*** DATA FOR PROCESSING ***
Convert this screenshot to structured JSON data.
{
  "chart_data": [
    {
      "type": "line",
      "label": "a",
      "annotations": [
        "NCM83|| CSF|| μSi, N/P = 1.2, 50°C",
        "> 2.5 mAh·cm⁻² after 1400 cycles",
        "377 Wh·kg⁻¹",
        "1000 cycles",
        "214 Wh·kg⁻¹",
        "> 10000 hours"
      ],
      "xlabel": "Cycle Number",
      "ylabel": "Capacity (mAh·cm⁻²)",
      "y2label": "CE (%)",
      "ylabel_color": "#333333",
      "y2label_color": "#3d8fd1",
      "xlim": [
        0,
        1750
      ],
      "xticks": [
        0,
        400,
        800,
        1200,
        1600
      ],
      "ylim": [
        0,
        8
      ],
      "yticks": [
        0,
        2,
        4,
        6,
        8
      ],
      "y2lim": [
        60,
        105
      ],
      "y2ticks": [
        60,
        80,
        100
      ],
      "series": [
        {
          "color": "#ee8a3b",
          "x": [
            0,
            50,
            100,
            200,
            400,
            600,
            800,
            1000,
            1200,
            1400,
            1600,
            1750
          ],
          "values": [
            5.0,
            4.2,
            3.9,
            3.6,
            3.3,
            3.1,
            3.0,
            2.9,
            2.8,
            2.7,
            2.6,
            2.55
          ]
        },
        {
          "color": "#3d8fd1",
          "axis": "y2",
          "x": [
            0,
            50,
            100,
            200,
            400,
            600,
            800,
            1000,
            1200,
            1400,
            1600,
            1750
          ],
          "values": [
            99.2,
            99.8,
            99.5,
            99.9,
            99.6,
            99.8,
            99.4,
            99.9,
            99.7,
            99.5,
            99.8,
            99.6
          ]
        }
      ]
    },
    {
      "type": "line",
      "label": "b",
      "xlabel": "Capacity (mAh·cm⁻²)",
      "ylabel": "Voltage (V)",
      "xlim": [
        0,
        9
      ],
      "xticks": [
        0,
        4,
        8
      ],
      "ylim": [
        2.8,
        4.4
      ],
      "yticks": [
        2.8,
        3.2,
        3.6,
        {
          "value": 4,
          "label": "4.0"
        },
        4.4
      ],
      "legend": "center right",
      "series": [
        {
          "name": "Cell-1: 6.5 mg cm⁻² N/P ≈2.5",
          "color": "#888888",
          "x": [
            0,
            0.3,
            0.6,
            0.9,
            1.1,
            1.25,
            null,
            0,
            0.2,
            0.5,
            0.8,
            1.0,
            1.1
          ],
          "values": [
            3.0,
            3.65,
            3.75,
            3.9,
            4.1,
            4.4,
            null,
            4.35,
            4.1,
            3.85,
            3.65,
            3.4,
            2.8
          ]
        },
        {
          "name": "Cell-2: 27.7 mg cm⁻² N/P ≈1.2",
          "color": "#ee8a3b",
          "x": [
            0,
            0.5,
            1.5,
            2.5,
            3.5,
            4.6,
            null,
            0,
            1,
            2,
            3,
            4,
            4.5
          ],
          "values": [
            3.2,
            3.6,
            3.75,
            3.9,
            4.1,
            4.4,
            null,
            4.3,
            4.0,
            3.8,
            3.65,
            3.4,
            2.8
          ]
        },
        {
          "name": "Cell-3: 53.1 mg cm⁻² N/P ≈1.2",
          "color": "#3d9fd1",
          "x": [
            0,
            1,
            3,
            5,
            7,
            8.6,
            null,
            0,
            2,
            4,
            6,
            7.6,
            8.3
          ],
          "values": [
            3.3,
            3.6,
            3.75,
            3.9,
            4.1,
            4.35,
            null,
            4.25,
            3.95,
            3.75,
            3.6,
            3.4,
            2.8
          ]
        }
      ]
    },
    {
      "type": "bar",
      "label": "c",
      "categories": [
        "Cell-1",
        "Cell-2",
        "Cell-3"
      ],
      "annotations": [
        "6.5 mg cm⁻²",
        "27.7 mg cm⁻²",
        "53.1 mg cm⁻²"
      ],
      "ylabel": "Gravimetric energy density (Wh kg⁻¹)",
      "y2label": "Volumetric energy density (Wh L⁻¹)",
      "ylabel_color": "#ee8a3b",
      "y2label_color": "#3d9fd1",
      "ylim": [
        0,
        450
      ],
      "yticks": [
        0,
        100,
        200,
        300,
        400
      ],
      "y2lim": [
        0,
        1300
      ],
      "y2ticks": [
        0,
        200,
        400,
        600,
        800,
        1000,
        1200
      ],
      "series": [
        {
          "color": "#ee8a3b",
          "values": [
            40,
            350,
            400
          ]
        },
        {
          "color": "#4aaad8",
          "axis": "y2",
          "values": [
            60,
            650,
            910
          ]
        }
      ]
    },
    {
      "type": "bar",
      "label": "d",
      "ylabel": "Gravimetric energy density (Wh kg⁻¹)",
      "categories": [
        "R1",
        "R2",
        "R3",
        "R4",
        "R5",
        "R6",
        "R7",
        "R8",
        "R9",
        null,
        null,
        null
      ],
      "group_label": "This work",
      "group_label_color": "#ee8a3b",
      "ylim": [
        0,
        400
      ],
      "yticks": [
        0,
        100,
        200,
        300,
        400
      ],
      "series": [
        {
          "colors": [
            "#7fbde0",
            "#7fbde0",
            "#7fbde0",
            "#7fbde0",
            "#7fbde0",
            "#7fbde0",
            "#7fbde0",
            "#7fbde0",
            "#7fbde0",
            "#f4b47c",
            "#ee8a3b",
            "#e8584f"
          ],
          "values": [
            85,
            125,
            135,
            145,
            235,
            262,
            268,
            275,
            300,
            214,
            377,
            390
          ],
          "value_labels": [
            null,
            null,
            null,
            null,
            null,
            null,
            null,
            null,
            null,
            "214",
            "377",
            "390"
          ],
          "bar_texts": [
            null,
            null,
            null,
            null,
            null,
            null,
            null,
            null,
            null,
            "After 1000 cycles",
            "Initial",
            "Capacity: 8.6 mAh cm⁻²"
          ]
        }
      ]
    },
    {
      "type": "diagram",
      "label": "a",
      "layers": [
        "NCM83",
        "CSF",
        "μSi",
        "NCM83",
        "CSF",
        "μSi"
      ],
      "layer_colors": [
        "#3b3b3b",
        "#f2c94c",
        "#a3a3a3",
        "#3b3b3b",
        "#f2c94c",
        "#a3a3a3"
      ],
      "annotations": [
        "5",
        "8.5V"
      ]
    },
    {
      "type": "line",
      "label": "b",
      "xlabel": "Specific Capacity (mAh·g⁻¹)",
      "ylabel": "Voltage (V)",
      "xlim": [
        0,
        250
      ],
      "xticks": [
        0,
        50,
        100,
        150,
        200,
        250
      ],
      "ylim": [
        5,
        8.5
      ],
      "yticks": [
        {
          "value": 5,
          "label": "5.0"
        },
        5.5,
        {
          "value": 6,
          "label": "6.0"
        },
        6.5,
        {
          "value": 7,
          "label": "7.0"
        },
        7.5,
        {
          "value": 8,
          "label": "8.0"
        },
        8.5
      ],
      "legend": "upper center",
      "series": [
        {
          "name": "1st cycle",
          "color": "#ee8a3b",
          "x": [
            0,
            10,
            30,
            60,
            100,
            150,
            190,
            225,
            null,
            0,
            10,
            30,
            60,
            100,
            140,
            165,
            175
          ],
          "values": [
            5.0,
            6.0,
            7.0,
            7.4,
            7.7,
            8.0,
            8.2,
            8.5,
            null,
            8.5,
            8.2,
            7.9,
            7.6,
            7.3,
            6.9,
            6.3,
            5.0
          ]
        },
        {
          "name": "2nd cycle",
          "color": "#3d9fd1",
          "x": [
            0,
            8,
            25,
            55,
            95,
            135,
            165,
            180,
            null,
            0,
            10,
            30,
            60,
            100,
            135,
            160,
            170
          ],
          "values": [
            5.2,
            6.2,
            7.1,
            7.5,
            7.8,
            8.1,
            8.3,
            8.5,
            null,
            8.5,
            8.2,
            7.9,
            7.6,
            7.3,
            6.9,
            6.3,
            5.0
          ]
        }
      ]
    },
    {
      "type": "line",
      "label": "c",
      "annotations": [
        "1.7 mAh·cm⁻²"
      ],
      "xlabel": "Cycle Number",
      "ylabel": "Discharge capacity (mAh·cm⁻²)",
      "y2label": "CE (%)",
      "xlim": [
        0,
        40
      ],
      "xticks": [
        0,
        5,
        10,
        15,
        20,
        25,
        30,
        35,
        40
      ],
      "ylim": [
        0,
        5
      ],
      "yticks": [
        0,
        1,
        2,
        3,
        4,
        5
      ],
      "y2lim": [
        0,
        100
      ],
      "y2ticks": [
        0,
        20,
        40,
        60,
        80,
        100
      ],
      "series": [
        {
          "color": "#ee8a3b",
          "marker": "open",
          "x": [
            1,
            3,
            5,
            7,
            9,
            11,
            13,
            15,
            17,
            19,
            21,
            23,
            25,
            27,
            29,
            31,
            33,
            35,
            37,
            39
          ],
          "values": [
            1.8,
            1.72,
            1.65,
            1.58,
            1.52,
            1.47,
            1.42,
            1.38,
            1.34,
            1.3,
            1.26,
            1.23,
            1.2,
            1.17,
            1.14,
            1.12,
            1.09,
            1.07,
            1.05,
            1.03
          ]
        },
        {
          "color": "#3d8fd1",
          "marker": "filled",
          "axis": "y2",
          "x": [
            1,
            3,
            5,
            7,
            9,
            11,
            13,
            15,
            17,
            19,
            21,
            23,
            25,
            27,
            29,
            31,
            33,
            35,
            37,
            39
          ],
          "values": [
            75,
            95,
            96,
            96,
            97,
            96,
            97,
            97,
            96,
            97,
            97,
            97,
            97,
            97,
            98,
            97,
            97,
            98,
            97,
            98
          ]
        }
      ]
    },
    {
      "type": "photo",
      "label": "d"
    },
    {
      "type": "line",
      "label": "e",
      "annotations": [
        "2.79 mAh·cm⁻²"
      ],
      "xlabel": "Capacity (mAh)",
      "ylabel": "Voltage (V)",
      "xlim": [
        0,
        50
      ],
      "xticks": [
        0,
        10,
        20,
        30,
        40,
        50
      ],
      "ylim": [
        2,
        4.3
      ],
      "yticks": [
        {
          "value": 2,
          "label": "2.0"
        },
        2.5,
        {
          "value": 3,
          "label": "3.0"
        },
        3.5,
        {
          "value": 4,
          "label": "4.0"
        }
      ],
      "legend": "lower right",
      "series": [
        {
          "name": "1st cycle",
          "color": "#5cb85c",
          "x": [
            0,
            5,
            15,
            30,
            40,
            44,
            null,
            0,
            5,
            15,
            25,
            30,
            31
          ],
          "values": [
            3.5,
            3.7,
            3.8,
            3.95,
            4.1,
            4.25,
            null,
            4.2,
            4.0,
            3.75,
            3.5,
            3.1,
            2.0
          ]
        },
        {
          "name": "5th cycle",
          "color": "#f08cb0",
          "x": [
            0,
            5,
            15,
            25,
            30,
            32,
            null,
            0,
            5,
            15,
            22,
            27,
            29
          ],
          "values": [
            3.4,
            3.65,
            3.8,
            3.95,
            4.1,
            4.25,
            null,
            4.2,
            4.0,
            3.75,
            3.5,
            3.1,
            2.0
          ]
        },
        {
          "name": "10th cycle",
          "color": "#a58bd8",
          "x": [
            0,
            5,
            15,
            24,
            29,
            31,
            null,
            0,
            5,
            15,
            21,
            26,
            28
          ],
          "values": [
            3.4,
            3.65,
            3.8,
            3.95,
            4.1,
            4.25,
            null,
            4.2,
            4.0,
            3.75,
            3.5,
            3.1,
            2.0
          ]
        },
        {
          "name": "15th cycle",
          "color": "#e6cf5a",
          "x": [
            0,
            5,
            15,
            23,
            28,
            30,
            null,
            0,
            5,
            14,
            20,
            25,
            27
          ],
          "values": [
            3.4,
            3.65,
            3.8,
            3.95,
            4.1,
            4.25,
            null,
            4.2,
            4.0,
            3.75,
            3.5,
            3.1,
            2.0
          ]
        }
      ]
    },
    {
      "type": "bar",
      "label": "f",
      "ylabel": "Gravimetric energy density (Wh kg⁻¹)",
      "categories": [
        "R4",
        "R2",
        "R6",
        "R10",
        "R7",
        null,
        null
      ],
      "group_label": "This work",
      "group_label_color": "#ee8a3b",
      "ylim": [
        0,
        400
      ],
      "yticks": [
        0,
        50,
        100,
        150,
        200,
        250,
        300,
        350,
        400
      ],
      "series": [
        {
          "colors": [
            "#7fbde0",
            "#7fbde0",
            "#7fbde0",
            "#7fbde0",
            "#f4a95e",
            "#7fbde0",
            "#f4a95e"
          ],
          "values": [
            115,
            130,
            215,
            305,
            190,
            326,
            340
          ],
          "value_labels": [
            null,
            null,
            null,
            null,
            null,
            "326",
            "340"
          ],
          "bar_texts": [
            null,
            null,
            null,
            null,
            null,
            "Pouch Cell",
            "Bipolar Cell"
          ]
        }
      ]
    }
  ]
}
***
Return every line above in which the string "name" occurs.

          "name": "Cell-1: 6.5 mg cm⁻² N/P ≈2.5",
          "name": "Cell-2: 27.7 mg cm⁻² N/P ≈1.2",
          "name": "Cell-3: 53.1 mg cm⁻² N/P ≈1.2",
          "name": "1st cycle",
          "name": "2nd cycle",
          "name": "1st cycle",
          "name": "5th cycle",
          "name": "10th cycle",
          "name": "15th cycle",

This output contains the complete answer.